WHAT THE TASK REQUIRES
Gather from the listing below each line that includes the word "удивился", and copy it.

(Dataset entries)
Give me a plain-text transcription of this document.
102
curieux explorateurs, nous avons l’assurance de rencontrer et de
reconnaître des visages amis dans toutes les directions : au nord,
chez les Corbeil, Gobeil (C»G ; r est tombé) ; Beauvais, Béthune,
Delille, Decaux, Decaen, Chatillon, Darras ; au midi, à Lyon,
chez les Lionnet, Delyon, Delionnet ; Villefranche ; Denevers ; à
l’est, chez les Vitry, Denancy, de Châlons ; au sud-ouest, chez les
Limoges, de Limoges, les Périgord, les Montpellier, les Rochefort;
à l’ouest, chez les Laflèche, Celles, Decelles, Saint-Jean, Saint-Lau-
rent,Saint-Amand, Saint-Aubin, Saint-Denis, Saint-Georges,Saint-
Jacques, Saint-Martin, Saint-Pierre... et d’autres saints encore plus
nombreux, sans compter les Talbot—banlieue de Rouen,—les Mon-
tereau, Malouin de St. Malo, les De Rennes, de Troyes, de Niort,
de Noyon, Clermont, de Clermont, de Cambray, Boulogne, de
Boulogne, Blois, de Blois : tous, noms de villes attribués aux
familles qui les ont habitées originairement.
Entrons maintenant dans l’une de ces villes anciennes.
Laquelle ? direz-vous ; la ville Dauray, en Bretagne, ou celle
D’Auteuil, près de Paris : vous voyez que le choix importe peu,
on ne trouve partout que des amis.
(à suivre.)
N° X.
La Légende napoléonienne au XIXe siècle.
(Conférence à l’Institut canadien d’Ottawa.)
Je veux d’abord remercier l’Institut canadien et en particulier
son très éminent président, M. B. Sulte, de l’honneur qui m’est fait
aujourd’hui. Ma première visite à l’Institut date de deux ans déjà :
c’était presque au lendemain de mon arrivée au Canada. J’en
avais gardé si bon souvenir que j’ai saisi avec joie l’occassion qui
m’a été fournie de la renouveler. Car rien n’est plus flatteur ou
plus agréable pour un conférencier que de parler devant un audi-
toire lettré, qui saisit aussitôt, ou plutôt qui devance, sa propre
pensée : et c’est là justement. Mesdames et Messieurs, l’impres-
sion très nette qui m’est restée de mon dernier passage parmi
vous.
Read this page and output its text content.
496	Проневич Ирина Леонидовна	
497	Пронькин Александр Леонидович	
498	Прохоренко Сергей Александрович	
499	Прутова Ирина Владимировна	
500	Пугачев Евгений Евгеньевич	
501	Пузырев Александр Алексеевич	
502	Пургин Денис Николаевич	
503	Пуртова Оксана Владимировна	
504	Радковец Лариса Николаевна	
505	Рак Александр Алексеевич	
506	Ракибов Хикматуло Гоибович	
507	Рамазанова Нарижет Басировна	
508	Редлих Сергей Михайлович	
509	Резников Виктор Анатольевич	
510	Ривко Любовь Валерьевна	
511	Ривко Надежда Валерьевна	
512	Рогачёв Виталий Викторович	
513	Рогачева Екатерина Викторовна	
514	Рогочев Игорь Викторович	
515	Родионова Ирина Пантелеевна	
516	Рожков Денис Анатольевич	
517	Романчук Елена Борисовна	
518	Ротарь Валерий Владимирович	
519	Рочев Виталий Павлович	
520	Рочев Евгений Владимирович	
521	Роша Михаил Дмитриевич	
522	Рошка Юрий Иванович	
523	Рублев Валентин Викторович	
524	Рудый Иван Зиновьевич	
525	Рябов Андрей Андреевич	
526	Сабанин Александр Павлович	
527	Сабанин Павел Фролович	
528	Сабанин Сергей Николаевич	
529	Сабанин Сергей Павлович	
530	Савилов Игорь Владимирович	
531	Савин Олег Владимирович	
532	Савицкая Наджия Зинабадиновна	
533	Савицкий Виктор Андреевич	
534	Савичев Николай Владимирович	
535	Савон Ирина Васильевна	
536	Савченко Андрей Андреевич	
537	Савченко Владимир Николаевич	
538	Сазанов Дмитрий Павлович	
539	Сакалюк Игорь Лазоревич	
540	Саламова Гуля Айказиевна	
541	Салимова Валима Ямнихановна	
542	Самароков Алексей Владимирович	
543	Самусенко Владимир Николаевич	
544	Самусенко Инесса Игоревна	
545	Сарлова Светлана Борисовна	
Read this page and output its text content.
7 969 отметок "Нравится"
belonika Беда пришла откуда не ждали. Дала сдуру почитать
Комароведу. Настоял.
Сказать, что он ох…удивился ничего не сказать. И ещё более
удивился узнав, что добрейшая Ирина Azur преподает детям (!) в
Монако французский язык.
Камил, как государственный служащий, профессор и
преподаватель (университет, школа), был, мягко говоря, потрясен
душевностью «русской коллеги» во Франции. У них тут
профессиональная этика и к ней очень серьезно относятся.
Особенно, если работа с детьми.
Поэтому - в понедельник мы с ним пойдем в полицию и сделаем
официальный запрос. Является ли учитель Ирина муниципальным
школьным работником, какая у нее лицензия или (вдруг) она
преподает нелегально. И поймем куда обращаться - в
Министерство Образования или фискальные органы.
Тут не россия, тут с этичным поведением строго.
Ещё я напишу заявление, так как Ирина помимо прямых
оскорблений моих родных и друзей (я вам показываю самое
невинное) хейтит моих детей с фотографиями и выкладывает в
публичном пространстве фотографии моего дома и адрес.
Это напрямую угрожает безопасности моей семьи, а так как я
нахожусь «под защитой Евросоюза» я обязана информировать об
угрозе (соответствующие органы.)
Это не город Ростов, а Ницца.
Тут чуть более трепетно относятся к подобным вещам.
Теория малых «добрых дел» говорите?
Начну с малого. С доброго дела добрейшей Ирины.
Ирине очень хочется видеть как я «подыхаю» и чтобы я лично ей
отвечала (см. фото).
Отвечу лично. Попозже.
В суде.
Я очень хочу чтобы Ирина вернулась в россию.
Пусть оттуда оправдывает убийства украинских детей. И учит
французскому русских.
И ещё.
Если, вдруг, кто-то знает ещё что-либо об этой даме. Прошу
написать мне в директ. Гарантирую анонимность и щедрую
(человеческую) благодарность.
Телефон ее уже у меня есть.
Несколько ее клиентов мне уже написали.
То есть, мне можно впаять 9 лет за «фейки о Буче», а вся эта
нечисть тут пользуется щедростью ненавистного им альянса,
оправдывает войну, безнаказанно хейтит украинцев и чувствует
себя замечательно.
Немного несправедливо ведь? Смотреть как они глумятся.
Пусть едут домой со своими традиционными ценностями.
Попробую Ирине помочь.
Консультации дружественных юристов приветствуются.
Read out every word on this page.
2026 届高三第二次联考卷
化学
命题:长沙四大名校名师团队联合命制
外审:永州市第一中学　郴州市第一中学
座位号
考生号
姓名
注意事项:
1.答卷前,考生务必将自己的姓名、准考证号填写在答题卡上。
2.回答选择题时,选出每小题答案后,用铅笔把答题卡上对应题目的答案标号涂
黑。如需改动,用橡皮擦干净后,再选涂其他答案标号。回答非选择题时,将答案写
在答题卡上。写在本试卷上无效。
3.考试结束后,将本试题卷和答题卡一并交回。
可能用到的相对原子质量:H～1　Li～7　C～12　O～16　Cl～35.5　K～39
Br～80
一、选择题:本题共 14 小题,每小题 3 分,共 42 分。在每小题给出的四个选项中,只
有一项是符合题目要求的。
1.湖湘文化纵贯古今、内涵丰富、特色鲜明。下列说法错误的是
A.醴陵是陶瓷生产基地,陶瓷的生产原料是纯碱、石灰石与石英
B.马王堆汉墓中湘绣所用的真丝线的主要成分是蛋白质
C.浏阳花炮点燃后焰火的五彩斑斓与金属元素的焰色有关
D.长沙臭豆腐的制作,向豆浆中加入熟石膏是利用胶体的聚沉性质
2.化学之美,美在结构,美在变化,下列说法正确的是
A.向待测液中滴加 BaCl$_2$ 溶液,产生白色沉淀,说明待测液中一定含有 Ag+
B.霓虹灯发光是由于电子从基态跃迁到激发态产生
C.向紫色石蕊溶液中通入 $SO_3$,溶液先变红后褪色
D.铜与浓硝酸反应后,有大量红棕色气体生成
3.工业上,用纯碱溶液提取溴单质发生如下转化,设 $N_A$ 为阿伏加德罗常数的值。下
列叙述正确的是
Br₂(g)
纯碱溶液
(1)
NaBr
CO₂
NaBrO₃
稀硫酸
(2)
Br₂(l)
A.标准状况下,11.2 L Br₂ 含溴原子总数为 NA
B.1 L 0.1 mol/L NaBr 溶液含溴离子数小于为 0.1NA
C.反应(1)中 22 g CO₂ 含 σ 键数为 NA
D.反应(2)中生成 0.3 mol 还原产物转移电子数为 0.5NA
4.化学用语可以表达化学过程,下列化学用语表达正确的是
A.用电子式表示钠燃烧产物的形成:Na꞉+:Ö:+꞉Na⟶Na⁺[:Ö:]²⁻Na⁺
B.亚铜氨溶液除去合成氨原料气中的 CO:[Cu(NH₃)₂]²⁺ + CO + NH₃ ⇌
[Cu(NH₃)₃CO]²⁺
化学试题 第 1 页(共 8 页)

FULL ANSWER
Сказать, что он ох…удивился ничего не сказать. И ещё более
удивился узнав, что добрейшая Ирина Azur преподает детям (!) в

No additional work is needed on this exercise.